Exercise: What follows is a listing; restate every line of it word for word.

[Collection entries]
>>>

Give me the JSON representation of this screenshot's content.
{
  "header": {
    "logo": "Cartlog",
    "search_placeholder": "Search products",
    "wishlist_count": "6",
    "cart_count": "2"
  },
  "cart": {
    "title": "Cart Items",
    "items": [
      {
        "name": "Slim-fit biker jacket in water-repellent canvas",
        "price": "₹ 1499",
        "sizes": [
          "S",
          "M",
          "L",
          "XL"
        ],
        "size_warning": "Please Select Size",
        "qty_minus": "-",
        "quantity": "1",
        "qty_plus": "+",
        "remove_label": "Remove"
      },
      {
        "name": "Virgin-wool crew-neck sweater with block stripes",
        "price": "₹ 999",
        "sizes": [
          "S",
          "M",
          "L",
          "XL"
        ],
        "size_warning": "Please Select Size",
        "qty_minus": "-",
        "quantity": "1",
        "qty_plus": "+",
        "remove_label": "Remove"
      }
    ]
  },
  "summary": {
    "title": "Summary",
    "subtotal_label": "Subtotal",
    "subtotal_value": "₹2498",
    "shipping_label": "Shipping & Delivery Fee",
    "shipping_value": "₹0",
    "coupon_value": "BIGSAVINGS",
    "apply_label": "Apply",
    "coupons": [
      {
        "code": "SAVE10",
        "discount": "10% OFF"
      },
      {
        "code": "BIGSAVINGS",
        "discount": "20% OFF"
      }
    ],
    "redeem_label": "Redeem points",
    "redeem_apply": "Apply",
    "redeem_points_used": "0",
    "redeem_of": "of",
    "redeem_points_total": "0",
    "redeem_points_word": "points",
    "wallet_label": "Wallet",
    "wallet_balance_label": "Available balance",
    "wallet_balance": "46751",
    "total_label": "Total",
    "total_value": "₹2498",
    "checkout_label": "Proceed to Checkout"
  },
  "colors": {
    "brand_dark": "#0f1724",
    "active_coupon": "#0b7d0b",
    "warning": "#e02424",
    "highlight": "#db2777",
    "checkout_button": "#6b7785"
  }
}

<<<

Exercise output:
Give me the JSON representation of this screenshot's content.
{
  "header": {
    "logo": "Cartlog",
    "search_placeholder": "Search products",
    "wishlist_count": "6",
    "cart_count": "2"
  },
  "cart": {
    "title": "Cart Items",
    "items": [
      {
        "name": "Slim-fit biker jacket in water-repellent canvas",
        "price": "₹ 1499",
        "sizes": [
          "S",
          "M",
          "L",
          "XL"
        ],
        "size_warning": "Please Select Size",
        "qty_minus": "-",
        "quantity": "1",
        "qty_plus": "+",
        "remove_label": "Remove"
      },
      {
        "name": "Virgin-wool crew-neck sweater with block stripes",
        "price": "₹ 999",
        "sizes": [
          "S",
          "M",
          "L",
          "XL"
        ],
        "size_warning": "Please Select Size",
        "qty_minus": "-",
        "quantity": "1",
        "qty_plus": "+",
        "remove_label": "Remove"
      }
    ]
  },
  "summary": {
    "title": "Summary",
    "subtotal_label": "Subtotal",
    "subtotal_value": "₹2498",
    "shipping_label": "Shipping & Delivery Fee",
    "shipping_value": "₹0",
    "coupon_value": "BIGSAVINGS",
    "apply_label": "Apply",
    "coupons": [
      {
        "code": "SAVE10",
        "discount": "10% OFF"
      },
      {
        "code": "BIGSAVINGS",
        "discount": "20% OFF"
      }
    ],
    "redeem_label": "Redeem points",
    "redeem_apply": "Apply",
    "redeem_points_used": "0",
    "redeem_of": "of",
    "redeem_points_total": "0",
    "redeem_points_word": "points",
    "wallet_label": "Wallet",
    "wallet_balance_label": "Available balance",
    "wallet_balance": "46751",
    "total_label": "Total",
    "total_value": "₹2498",
    "checkout_label": "Proceed to Checkout"
  },
  "colors": {
    "brand_dark": "#0f1724",
    "active_coupon": "#0b7d0b",
    "warning": "#e02424",
    "highlight": "#db2777",
    "checkout_button": "#6b7785"
  }
}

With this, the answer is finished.